__SET PROBLEM__:
Search the material below for the string "dive" and extract each line that has it.

__PROVIDED MATERIAL__:
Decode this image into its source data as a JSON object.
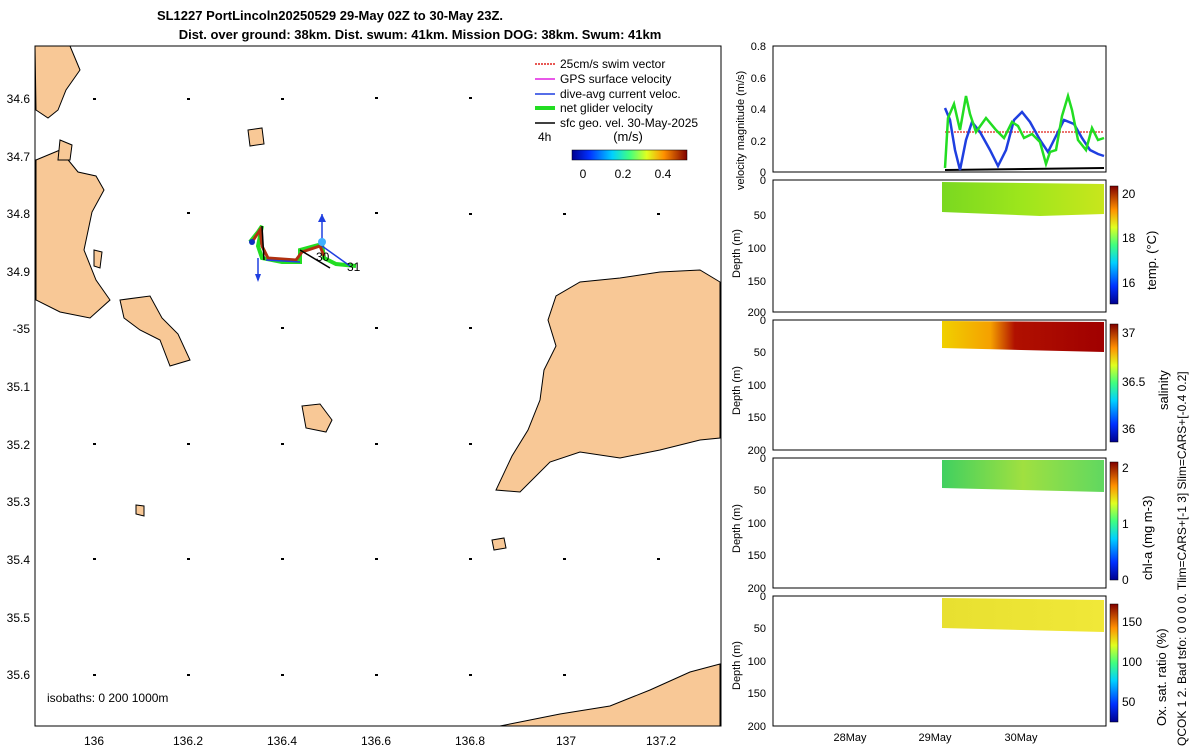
{
  "title": {
    "line1": "SL1227 PortLincoln20250529 29-May 02Z to 30-May 23Z.",
    "line2": "Dist. over ground: 38km. Dist. swum: 41km. Mission DOG: 38km. Swum: 41km"
  },
  "map": {
    "lon_ticks": [
      "136",
      "136.2",
      "136.4",
      "136.6",
      "136.8",
      "137",
      "137.2"
    ],
    "lat_ticks": [
      "34.6",
      "34.7",
      "34.8",
      "34.9",
      "-35",
      "35.1",
      "35.2",
      "35.3",
      "35.4",
      "35.5",
      "35.6"
    ],
    "isobaths_label": "isobaths: 0   200   1000m",
    "legend": [
      {
        "label": "25cm/s swim vector",
        "color": "#e0201b",
        "style": "dotted"
      },
      {
        "label": "GPS surface velocity",
        "color": "#e020e0",
        "style": "solid"
      },
      {
        "label": "dive-avg current veloc.",
        "color": "#1f3fe0",
        "style": "solid"
      },
      {
        "label": "net glider velocity",
        "color": "#22dd22",
        "style": "thick"
      },
      {
        "label": "sfc geo. vel. 30-May-2025",
        "color": "#000000",
        "style": "solid"
      }
    ],
    "legend_extra": "4h",
    "colorbar": {
      "title": "(m/s)",
      "ticks": [
        "0",
        "0.2",
        "0.4"
      ]
    },
    "track_labels": [
      "30",
      "31"
    ],
    "land_color": "#f8c896"
  },
  "right_panels": {
    "velocity": {
      "ylabel": "velocity magnitude (m/s)",
      "yticks": [
        "0",
        "0.2",
        "0.4",
        "0.6",
        "0.8"
      ],
      "series": [
        {
          "name": "dive-avg current",
          "color": "#1f3fe0"
        },
        {
          "name": "net glider velocity",
          "color": "#22dd22"
        },
        {
          "name": "swim vector",
          "color": "#e0201b"
        },
        {
          "name": "sfc geo",
          "color": "#000000"
        }
      ]
    },
    "depth_yticks": [
      "0",
      "50",
      "100",
      "150",
      "200"
    ],
    "depth_ylabel": "Depth (m)",
    "temp": {
      "label": "temp. (°C)",
      "ticks": [
        "16",
        "18",
        "20"
      ]
    },
    "salinity": {
      "label": "salinity",
      "ticks": [
        "36",
        "36.5",
        "37"
      ]
    },
    "chla": {
      "label": "chl-a (mg m-3)",
      "ticks": [
        "0",
        "1",
        "2"
      ]
    },
    "oxygen": {
      "label": "Ox. sat. ratio (%)",
      "ticks": [
        "50",
        "100",
        "150"
      ]
    },
    "x_ticks": [
      "28May",
      "29May",
      "30May"
    ],
    "side_note_1": "QCOK 1  2. Bad tsfo: 0  0  0  0. Tlim=CARS+[-1 3] Slim=CARS+[-0.4 0.2]"
  }
}
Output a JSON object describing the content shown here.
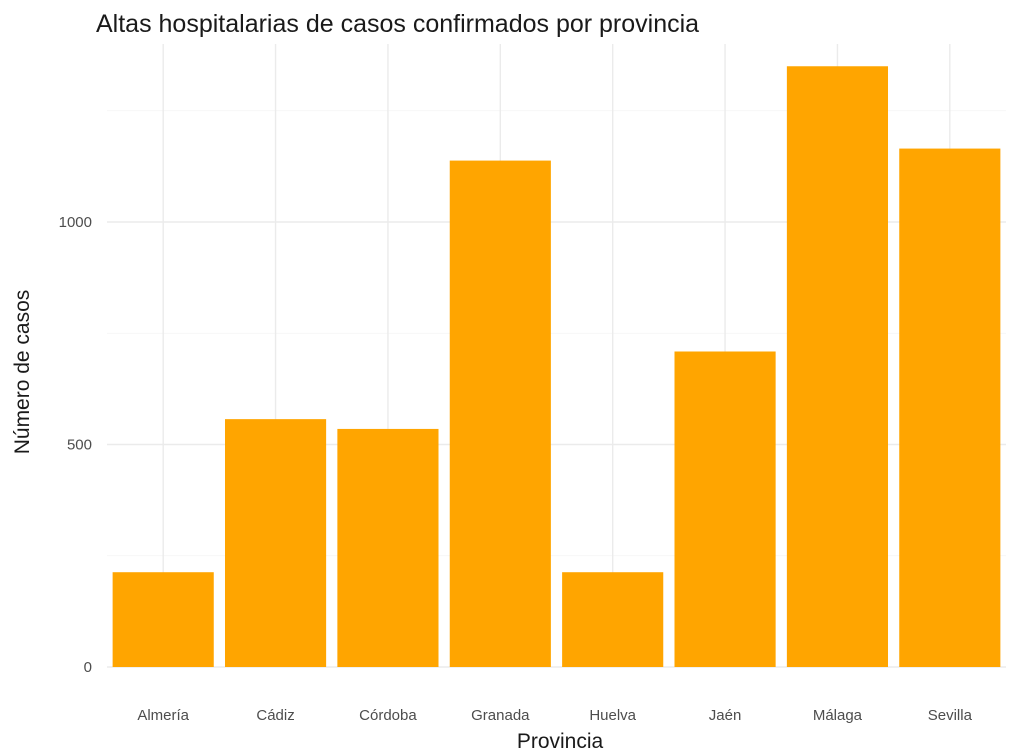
{
  "chart_data": {
    "type": "bar",
    "title": "Altas hospitalarias de casos confirmados por provincia",
    "xlabel": "Provincia",
    "ylabel": "Número de casos",
    "categories": [
      "Almería",
      "Cádiz",
      "Córdoba",
      "Granada",
      "Huelva",
      "Jaén",
      "Málaga",
      "Sevilla"
    ],
    "values": [
      213,
      557,
      535,
      1138,
      213,
      709,
      1350,
      1165
    ],
    "yticks": [
      0,
      500,
      1000
    ],
    "yticks_text": [
      "0",
      "500",
      "1000"
    ],
    "ylim": [
      0,
      1400
    ],
    "grid": true,
    "legend": "none",
    "bar_color": "#FFA500"
  }
}
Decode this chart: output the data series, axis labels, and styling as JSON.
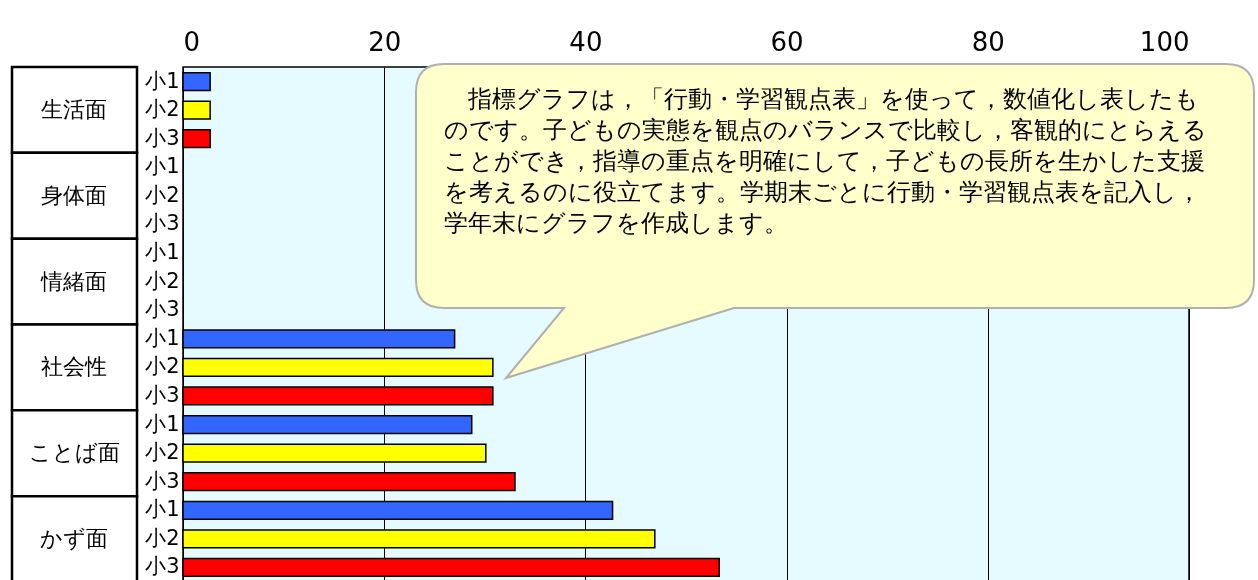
{
  "chart_data": {
    "type": "bar",
    "orientation": "horizontal",
    "categories": [
      "小1",
      "小2",
      "小3",
      "小1",
      "小2",
      "小3",
      "小1",
      "小2",
      "小3",
      "小1",
      "小2",
      "小3",
      "小1",
      "小2",
      "小3",
      "小1",
      "小2",
      "小3"
    ],
    "values": [
      2.7,
      2.7,
      2.7,
      null,
      null,
      null,
      null,
      null,
      null,
      27,
      30.8,
      30.8,
      28.7,
      30.1,
      33,
      42.7,
      46.9,
      53.3
    ],
    "colors": [
      "#3366ff",
      "#ffff00",
      "#ff0000",
      "#3366ff",
      "#ffff00",
      "#ff0000",
      "#3366ff",
      "#ffff00",
      "#ff0000",
      "#3366ff",
      "#ffff00",
      "#ff0000",
      "#3366ff",
      "#ffff00",
      "#ff0000",
      "#3366ff",
      "#ffff00",
      "#ff0000"
    ],
    "xlim": [
      0,
      100
    ],
    "xticks": [
      0,
      20,
      40,
      60,
      80,
      100
    ],
    "grid": "x",
    "annotations": [
      "　指標グラフは，「行動・学習観点表」を使って，数値化し表したものです。子どもの実態を観点のバランスで比較し，客観的にとらえることができ，指導の重点を明確にして，子どもの長所を生かした支援を考えるのに役立てます。学期末ごとに行動・学習観点表を記入し，学年末にグラフを作成します。",
      "生活面",
      "身体面",
      "情緒面",
      "社会性",
      "ことば面",
      "かず面"
    ]
  }
}
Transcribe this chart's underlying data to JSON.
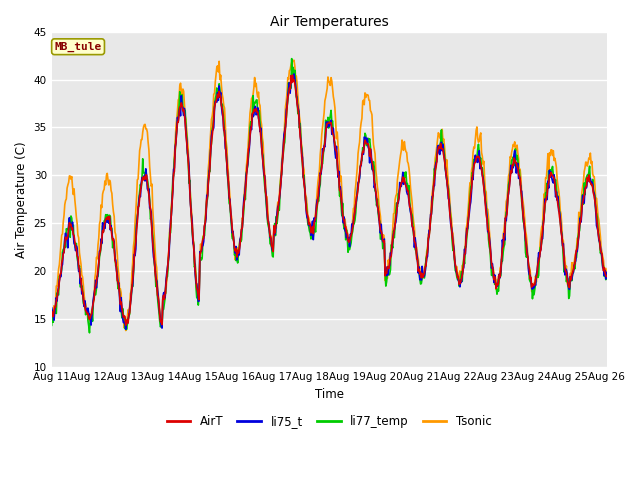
{
  "title": "Air Temperatures",
  "ylabel": "Air Temperature (C)",
  "xlabel": "Time",
  "station_label": "MB_tule",
  "ylim": [
    10,
    45
  ],
  "yticks": [
    10,
    15,
    20,
    25,
    30,
    35,
    40,
    45
  ],
  "xticklabels": [
    "Aug 11",
    "Aug 12",
    "Aug 13",
    "Aug 14",
    "Aug 15",
    "Aug 16",
    "Aug 17",
    "Aug 18",
    "Aug 19",
    "Aug 20",
    "Aug 21",
    "Aug 22",
    "Aug 23",
    "Aug 24",
    "Aug 25",
    "Aug 26"
  ],
  "colors": {
    "AirT": "#dd0000",
    "li75_t": "#0000dd",
    "li77_temp": "#00cc00",
    "Tsonic": "#ff9900"
  },
  "fig_bg": "#ffffff",
  "plot_bg": "#e8e8e8",
  "line_width": 1.2,
  "n_days": 15,
  "pts_per_day": 48,
  "daily_min_AirT": [
    15.5,
    15.0,
    14.5,
    17.0,
    22.0,
    22.0,
    24.5,
    24.0,
    23.0,
    19.5,
    19.5,
    19.0,
    18.5,
    18.5,
    19.5
  ],
  "daily_max_AirT": [
    24.5,
    25.5,
    30.0,
    37.5,
    38.5,
    37.0,
    40.0,
    35.5,
    33.5,
    29.5,
    33.0,
    32.0,
    31.5,
    30.0,
    29.5
  ],
  "tsonic_day_offset": [
    5.0,
    4.5,
    5.5,
    1.5,
    2.5,
    2.5,
    2.0,
    4.5,
    5.0,
    3.5,
    1.5,
    2.5,
    2.0,
    2.5,
    2.5
  ]
}
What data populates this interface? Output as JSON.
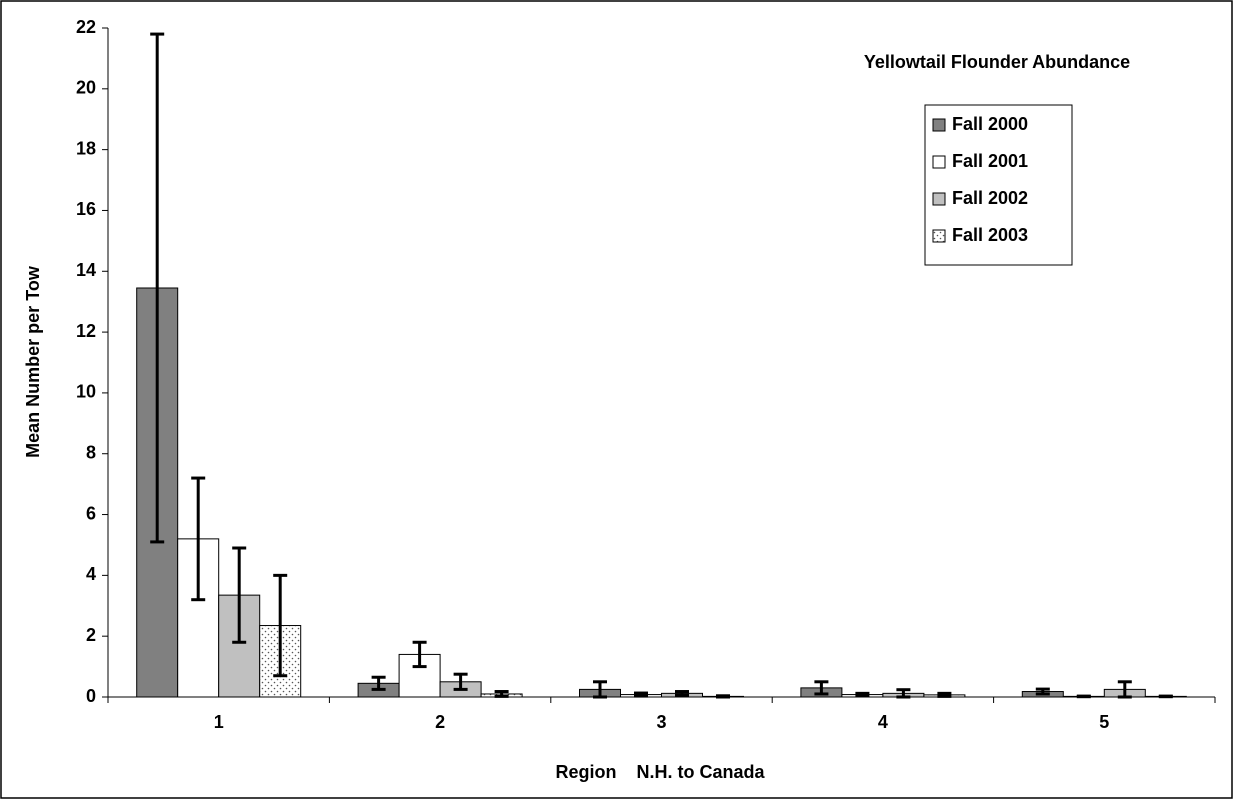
{
  "chart_data": {
    "type": "bar",
    "title": "Yellowtail Flounder Abundance",
    "x_label": "Region    N.H. to Canada",
    "y_label": "Mean Number per Tow",
    "categories": [
      "1",
      "2",
      "3",
      "4",
      "5"
    ],
    "series": [
      {
        "name": "Fall 2000",
        "color": "#808080",
        "values": [
          13.45,
          0.45,
          0.25,
          0.3,
          0.18
        ],
        "errors": [
          8.35,
          0.2,
          0.25,
          0.2,
          0.08
        ]
      },
      {
        "name": "Fall 2001",
        "color": "#ffffff",
        "values": [
          5.2,
          1.4,
          0.08,
          0.08,
          0.02
        ],
        "errors": [
          2.0,
          0.4,
          0.05,
          0.04,
          0.01
        ]
      },
      {
        "name": "Fall 2002",
        "color": "#c0c0c0",
        "values": [
          3.35,
          0.5,
          0.12,
          0.12,
          0.25
        ],
        "errors": [
          1.55,
          0.25,
          0.06,
          0.12,
          0.25
        ]
      },
      {
        "name": "Fall 2003",
        "color": "#ffffff",
        "pattern": "dots",
        "values": [
          2.35,
          0.1,
          0.02,
          0.07,
          0.02
        ],
        "errors": [
          1.65,
          0.08,
          0.02,
          0.05,
          0.01
        ]
      }
    ],
    "ylim": [
      0,
      22
    ],
    "yticks": [
      0,
      2,
      4,
      6,
      8,
      10,
      12,
      14,
      16,
      18,
      20,
      22
    ],
    "legend": "upper right",
    "grid": false
  }
}
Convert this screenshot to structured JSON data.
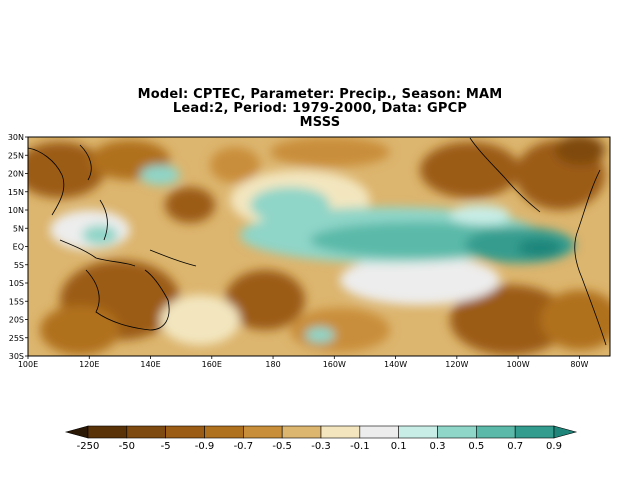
{
  "title": {
    "line1": "Model: CPTEC, Parameter: Precip., Season: MAM",
    "line2": "Lead:2, Period: 1979-2000, Data: GPCP",
    "line3": "MSSS"
  },
  "map": {
    "lat_labels": [
      "30N",
      "25N",
      "20N",
      "15N",
      "10N",
      "5N",
      "EQ",
      "5S",
      "10S",
      "15S",
      "20S",
      "25S",
      "30S"
    ],
    "lon_labels": [
      "100E",
      "120E",
      "140E",
      "160E",
      "180",
      "160W",
      "140W",
      "120W",
      "100W",
      "80W"
    ],
    "lat_range": [
      -30,
      30
    ],
    "lon_range": [
      100,
      290
    ]
  },
  "colorbar": {
    "labels": [
      "-250",
      "-50",
      "-5",
      "-0.9",
      "-0.7",
      "-0.5",
      "-0.3",
      "-0.1",
      "0.1",
      "0.3",
      "0.5",
      "0.7",
      "0.9"
    ],
    "colors": [
      "#2a1704",
      "#5a3208",
      "#7f4a10",
      "#9b5c16",
      "#b0711f",
      "#c98e3a",
      "#dcb56e",
      "#f3e6bf",
      "#ededed",
      "#c7ede6",
      "#8fd5c8",
      "#5ab9a9",
      "#349c8e",
      "#1f857a"
    ]
  }
}
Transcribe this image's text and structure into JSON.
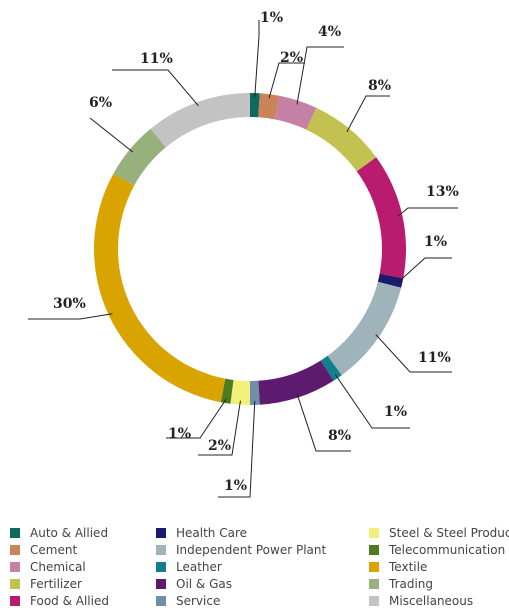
{
  "chart_data": {
    "type": "pie",
    "donut": true,
    "categories": [
      "Auto & Allied",
      "Cement",
      "Chemical",
      "Fertilizer",
      "Food & Allied",
      "Health Care",
      "Independent Power Plant",
      "Leather",
      "Oil & Gas",
      "Service",
      "Steel & Steel Products",
      "Telecommunication",
      "Textile",
      "Trading",
      "Miscellaneous"
    ],
    "values": [
      1,
      2,
      4,
      8,
      13,
      1,
      11,
      1,
      8,
      1,
      2,
      1,
      30,
      6,
      11
    ],
    "labels": [
      "1%",
      "2%",
      "4%",
      "8%",
      "13%",
      "1%",
      "11%",
      "1%",
      "8%",
      "1%",
      "2%",
      "1%",
      "30%",
      "6%",
      "11%"
    ],
    "colors": [
      "#0e6a5c",
      "#c98457",
      "#c580a6",
      "#c3c150",
      "#b91b6f",
      "#1a1a6e",
      "#9fb3bb",
      "#127f91",
      "#5e1a6e",
      "#6f8fa8",
      "#f3f07a",
      "#4f7a22",
      "#d9a400",
      "#98b07b",
      "#c3c3c3"
    ],
    "legend_placement": "bottom"
  }
}
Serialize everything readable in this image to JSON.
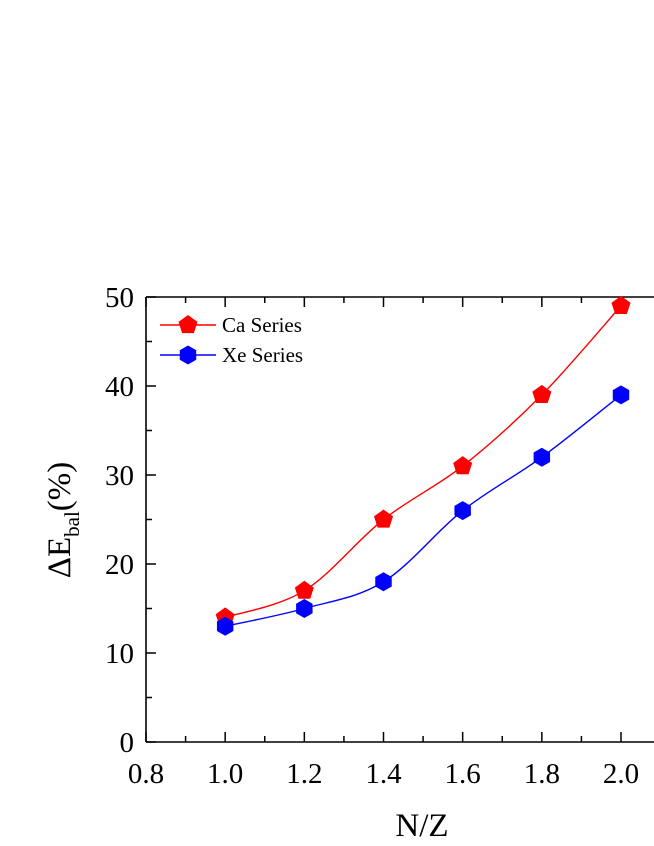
{
  "chart_data": {
    "type": "line",
    "x": [
      1.0,
      1.2,
      1.4,
      1.6,
      1.8,
      2.0
    ],
    "series": [
      {
        "name": "Ca Series",
        "color": "#ff0000",
        "marker": "pentagon",
        "values": [
          14,
          17,
          25,
          31,
          39,
          49
        ]
      },
      {
        "name": "Xe Series",
        "color": "#0000ff",
        "marker": "hexagon",
        "values": [
          13,
          15,
          18,
          26,
          32,
          39
        ]
      }
    ],
    "title": "",
    "xlabel": "N/Z",
    "ylabel_main": "ΔE",
    "ylabel_sub": "bal",
    "ylabel_tail": "(%)",
    "xlim": [
      0.8,
      2.0
    ],
    "ylim": [
      0,
      50
    ],
    "xticks": [
      "0.8",
      "1.0",
      "1.2",
      "1.4",
      "1.6",
      "1.8",
      "2.0"
    ],
    "yticks": [
      "0",
      "10",
      "20",
      "30",
      "40",
      "50"
    ],
    "grid": false,
    "legend_position": "top-left"
  }
}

__ANSWER IN FULL__:
        "label": "dive-avg current veloc.",
          "name": "dive-avg current",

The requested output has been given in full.